Extracted information:

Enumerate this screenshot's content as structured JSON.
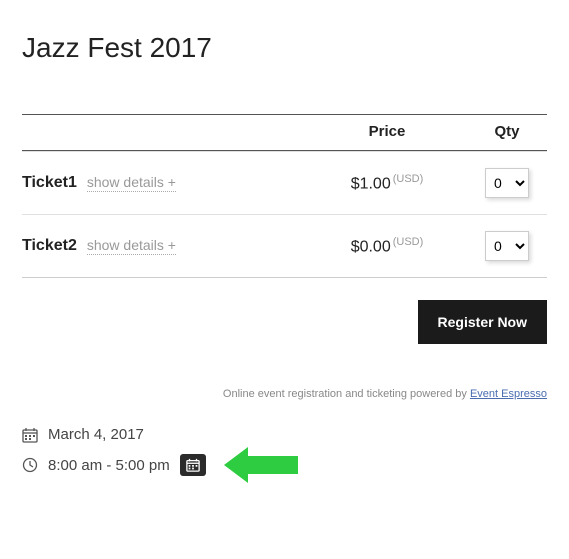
{
  "title": "Jazz Fest 2017",
  "headers": {
    "price": "Price",
    "qty": "Qty"
  },
  "show_details_label": "show details +",
  "tickets": [
    {
      "name": "Ticket1",
      "price": "$1.00",
      "currency": "(USD)",
      "qty": "0"
    },
    {
      "name": "Ticket2",
      "price": "$0.00",
      "currency": "(USD)",
      "qty": "0"
    }
  ],
  "register_label": "Register Now",
  "powered": {
    "text": "Online event registration and ticketing powered by ",
    "link_text": "Event Espresso"
  },
  "event": {
    "date": "March 4, 2017",
    "time": "8:00 am - 5:00 pm"
  }
}
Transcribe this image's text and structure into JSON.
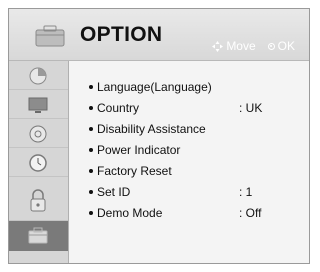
{
  "header": {
    "title": "OPTION",
    "move_hint": "Move",
    "ok_hint": "OK"
  },
  "sidebar": {
    "items": [
      {
        "icon": "picture-icon"
      },
      {
        "icon": "tv-screen-icon"
      },
      {
        "icon": "audio-icon"
      },
      {
        "icon": "clock-icon"
      },
      {
        "icon": "lock-icon"
      },
      {
        "icon": "option-icon",
        "active": true
      }
    ]
  },
  "menu": {
    "items": [
      {
        "label": "Language(Language)",
        "value": ""
      },
      {
        "label": "Country",
        "value": ": UK"
      },
      {
        "label": "Disability Assistance",
        "value": ""
      },
      {
        "label": "Power Indicator",
        "value": ""
      },
      {
        "label": "Factory Reset",
        "value": ""
      },
      {
        "label": "Set ID",
        "value": ": 1"
      },
      {
        "label": "Demo Mode",
        "value": ": Off"
      }
    ]
  },
  "colors": {
    "header_bg": "#e0e0e0",
    "sidebar_bg": "#d6d6d6",
    "active_item_bg": "#7a7a7a",
    "content_bg": "#f4f4f4"
  }
}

Objective:
Repeat the data above exactly, but not the pictures.

Written response:
Enumerate this screenshot's content as structured JSON.
{
  "title": "Jazz Fest 2017",
  "headers": {
    "price": "Price",
    "qty": "Qty"
  },
  "show_details_label": "show details +",
  "tickets": [
    {
      "name": "Ticket1",
      "price": "$1.00",
      "currency": "(USD)",
      "qty": "0"
    },
    {
      "name": "Ticket2",
      "price": "$0.00",
      "currency": "(USD)",
      "qty": "0"
    }
  ],
  "register_label": "Register Now",
  "powered": {
    "text": "Online event registration and ticketing powered by ",
    "link_text": "Event Espresso"
  },
  "event": {
    "date": "March 4, 2017",
    "time": "8:00 am - 5:00 pm"
  }
}
Transcribe this image's text and structure into JSON.
{
  "header": {
    "title": "OPTION",
    "move_hint": "Move",
    "ok_hint": "OK"
  },
  "sidebar": {
    "items": [
      {
        "icon": "picture-icon"
      },
      {
        "icon": "tv-screen-icon"
      },
      {
        "icon": "audio-icon"
      },
      {
        "icon": "clock-icon"
      },
      {
        "icon": "lock-icon"
      },
      {
        "icon": "option-icon",
        "active": true
      }
    ]
  },
  "menu": {
    "items": [
      {
        "label": "Language(Language)",
        "value": ""
      },
      {
        "label": "Country",
        "value": ": UK"
      },
      {
        "label": "Disability Assistance",
        "value": ""
      },
      {
        "label": "Power Indicator",
        "value": ""
      },
      {
        "label": "Factory Reset",
        "value": ""
      },
      {
        "label": "Set ID",
        "value": ": 1"
      },
      {
        "label": "Demo Mode",
        "value": ": Off"
      }
    ]
  },
  "colors": {
    "header_bg": "#e0e0e0",
    "sidebar_bg": "#d6d6d6",
    "active_item_bg": "#7a7a7a",
    "content_bg": "#f4f4f4"
  }
}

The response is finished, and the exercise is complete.